▶ DIRECTIVE:
Output all the entries word for word. Omit the pictures.
--- start ---
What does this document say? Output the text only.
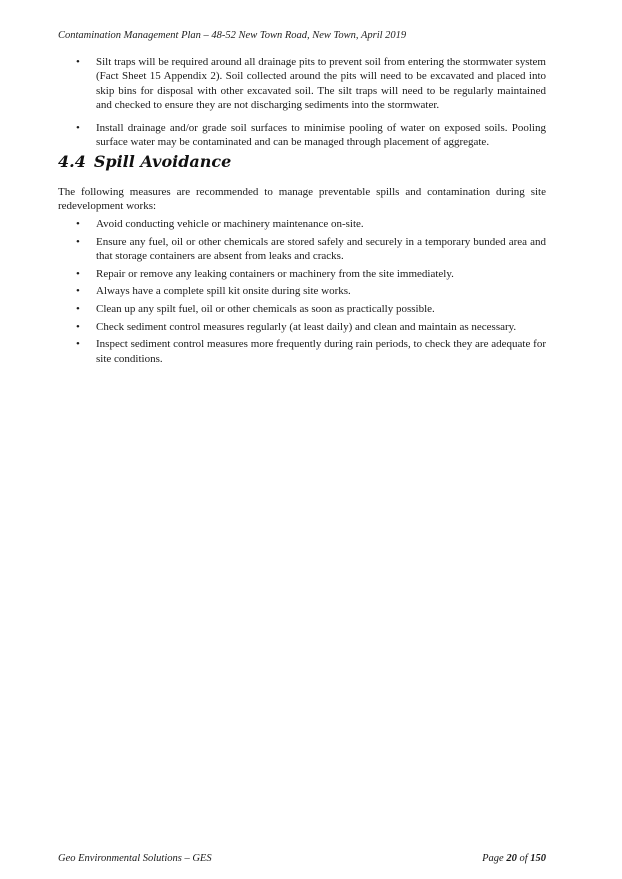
Contamination Management Plan – 48-52 New Town Road, New Town, April 2019
• Silt traps will be required around all drainage pits to prevent soil from entering the stormwater system (Fact Sheet 15 Appendix 2). Soil collected around the pits will need to be excavated and placed into skip bins for disposal with other excavated soil. The silt traps will need to be regularly maintained and checked to ensure they are not discharging sediments into the stormwater.
• Install drainage and/or grade soil surfaces to minimise pooling of water on exposed soils. Pooling surface water may be contaminated and can be managed through placement of aggregate.
4.4 Spill Avoidance

The following measures are recommended to manage preventable spills and contamination during site redevelopment works:

• Avoid conducting vehicle or machinery maintenance on-site.
• Ensure any fuel, oil or other chemicals are stored safely and securely in a temporary bunded area and that storage containers are absent from leaks and cracks.
• Repair or remove any leaking containers or machinery from the site immediately.
• Always have a complete spill kit onsite during site works.
• Clean up any spilt fuel, oil or other chemicals as soon as practically possible.
• Check sediment control measures regularly (at least daily) and clean and maintain as necessary.
• Inspect sediment control measures more frequently during rain periods, to check they are adequate for site conditions.
Geo Environmental Solutions – GES	Page 20 of 150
--- end ---
▶ EXPECTED OUTPUT:
What does this document say? Output the text only.
Contamination Management Plan – 48-52 New Town Road, New Town, April 2019
• Silt traps will be required around all drainage pits to prevent soil from entering the stormwater system (Fact Sheet 15 Appendix 2). Soil collected around the pits will need to be excavated and placed into skip bins for disposal with other excavated soil. The silt traps will need to be regularly maintained and checked to ensure they are not discharging sediments into the stormwater.
• Install drainage and/or grade soil surfaces to minimise pooling of water on exposed soils. Pooling surface water may be contaminated and can be managed through placement of aggregate.
4.4 Spill Avoidance

The following measures are recommended to manage preventable spills and contamination during site redevelopment works:

• Avoid conducting vehicle or machinery maintenance on-site.
• Ensure any fuel, oil or other chemicals are stored safely and securely in a temporary bunded area and that storage containers are absent from leaks and cracks.
• Repair or remove any leaking containers or machinery from the site immediately.
• Always have a complete spill kit onsite during site works.
• Clean up any spilt fuel, oil or other chemicals as soon as practically possible.
• Check sediment control measures regularly (at least daily) and clean and maintain as necessary.
• Inspect sediment control measures more frequently during rain periods, to check they are adequate for site conditions.
Geo Environmental Solutions – GES	Page 20 of 150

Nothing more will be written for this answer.